→ Records:

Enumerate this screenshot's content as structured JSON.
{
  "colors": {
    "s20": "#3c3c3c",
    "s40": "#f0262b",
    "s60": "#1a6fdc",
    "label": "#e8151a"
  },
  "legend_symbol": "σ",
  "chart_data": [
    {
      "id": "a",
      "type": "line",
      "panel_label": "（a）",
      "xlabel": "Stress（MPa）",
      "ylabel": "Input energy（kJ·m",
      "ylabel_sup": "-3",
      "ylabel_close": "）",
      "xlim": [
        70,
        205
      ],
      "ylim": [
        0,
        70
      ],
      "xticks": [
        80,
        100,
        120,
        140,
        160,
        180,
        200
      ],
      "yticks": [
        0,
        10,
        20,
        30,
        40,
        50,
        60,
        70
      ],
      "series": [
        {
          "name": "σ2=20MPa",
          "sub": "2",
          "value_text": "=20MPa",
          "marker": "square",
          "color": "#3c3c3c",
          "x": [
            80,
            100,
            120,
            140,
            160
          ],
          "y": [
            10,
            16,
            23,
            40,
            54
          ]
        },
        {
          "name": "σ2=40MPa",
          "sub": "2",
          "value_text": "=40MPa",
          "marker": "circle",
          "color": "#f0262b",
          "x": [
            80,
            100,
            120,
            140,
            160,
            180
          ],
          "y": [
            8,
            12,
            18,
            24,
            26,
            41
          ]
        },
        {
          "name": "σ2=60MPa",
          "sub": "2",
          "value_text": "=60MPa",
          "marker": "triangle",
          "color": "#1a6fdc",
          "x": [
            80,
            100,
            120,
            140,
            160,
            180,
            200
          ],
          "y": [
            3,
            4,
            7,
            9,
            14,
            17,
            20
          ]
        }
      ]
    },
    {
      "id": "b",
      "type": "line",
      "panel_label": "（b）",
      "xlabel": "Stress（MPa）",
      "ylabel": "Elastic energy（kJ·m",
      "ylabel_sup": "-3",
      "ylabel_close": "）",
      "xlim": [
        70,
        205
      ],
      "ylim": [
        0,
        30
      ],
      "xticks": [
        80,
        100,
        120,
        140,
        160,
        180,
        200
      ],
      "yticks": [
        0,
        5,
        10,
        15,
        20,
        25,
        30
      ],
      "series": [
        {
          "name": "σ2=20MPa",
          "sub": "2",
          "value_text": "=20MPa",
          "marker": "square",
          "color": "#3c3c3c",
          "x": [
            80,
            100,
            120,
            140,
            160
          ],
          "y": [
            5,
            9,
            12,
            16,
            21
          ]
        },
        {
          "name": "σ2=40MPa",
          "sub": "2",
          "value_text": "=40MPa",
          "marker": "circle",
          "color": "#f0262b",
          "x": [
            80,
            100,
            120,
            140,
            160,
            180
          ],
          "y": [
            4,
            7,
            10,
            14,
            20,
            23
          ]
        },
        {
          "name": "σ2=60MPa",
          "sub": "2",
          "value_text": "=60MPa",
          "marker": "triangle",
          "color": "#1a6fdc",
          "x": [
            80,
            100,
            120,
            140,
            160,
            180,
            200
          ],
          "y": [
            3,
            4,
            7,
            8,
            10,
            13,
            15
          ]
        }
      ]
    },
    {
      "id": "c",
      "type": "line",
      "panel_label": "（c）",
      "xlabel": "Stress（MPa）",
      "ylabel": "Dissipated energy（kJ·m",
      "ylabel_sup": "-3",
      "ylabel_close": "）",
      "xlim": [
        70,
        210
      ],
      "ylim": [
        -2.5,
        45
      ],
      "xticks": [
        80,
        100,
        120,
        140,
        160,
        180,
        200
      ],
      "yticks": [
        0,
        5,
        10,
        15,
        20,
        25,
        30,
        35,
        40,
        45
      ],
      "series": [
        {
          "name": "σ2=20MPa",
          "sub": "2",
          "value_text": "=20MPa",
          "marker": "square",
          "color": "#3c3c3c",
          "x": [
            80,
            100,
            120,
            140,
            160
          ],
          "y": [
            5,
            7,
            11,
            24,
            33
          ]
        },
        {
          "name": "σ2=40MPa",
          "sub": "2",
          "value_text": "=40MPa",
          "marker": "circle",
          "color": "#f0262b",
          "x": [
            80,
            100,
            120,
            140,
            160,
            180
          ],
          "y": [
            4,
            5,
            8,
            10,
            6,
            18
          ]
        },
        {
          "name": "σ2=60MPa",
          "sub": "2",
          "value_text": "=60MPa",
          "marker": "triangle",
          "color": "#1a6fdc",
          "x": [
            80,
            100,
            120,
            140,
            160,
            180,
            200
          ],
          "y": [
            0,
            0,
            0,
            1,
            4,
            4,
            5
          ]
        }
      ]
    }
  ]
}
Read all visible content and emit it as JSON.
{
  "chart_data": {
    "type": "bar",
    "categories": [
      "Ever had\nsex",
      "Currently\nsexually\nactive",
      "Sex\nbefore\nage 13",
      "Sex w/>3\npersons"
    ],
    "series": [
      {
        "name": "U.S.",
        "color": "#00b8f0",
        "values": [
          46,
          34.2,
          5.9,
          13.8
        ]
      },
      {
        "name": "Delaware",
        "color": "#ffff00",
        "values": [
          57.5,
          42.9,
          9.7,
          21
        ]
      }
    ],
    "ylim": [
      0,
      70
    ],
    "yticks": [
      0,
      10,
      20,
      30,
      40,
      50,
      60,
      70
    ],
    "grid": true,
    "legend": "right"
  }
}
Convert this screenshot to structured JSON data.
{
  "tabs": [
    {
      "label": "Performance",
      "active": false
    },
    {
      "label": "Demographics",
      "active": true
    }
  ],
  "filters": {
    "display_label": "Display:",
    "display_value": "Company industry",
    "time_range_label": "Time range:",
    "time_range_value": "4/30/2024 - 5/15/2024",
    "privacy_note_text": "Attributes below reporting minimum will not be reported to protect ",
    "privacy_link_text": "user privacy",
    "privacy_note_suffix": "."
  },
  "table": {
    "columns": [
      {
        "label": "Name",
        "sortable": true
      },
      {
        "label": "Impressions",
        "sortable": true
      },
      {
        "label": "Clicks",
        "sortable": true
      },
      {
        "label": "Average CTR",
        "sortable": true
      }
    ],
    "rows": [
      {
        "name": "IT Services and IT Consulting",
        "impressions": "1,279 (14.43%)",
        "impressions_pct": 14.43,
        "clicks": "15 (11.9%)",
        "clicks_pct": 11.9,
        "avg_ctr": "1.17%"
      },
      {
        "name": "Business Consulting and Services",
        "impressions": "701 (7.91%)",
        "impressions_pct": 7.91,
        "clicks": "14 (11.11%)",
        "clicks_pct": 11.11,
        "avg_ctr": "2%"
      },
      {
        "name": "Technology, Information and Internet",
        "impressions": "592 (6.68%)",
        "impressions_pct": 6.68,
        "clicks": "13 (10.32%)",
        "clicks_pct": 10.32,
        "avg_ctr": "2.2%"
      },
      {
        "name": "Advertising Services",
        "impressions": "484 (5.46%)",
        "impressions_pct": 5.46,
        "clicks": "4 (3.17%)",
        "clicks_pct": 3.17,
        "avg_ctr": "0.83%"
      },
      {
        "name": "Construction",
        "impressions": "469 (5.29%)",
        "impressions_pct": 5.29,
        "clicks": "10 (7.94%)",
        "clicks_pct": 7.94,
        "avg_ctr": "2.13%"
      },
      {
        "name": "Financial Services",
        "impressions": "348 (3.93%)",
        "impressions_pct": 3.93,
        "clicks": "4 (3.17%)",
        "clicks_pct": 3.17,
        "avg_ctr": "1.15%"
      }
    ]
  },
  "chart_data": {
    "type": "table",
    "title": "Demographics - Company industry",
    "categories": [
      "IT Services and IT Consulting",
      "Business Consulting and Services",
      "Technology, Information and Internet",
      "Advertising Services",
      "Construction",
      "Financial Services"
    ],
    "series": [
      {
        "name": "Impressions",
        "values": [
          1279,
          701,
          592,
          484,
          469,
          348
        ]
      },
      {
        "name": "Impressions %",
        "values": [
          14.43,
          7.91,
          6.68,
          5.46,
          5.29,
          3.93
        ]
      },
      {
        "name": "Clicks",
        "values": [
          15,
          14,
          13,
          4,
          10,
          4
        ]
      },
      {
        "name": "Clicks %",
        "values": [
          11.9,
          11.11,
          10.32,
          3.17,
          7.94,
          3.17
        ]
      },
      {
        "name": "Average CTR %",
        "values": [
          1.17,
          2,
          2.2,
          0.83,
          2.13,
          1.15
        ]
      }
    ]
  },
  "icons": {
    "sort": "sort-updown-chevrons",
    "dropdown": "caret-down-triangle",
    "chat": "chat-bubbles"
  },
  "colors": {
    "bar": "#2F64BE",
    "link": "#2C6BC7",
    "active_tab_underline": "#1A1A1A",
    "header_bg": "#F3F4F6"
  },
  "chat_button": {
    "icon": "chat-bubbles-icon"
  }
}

→ Aim: Pull out each line of the entries that contains "Consulting".

→ Final result:
        "name": "IT Services and IT Consulting",
        "name": "Business Consulting and Services",
      "IT Services and IT Consulting",
      "Business Consulting and Services",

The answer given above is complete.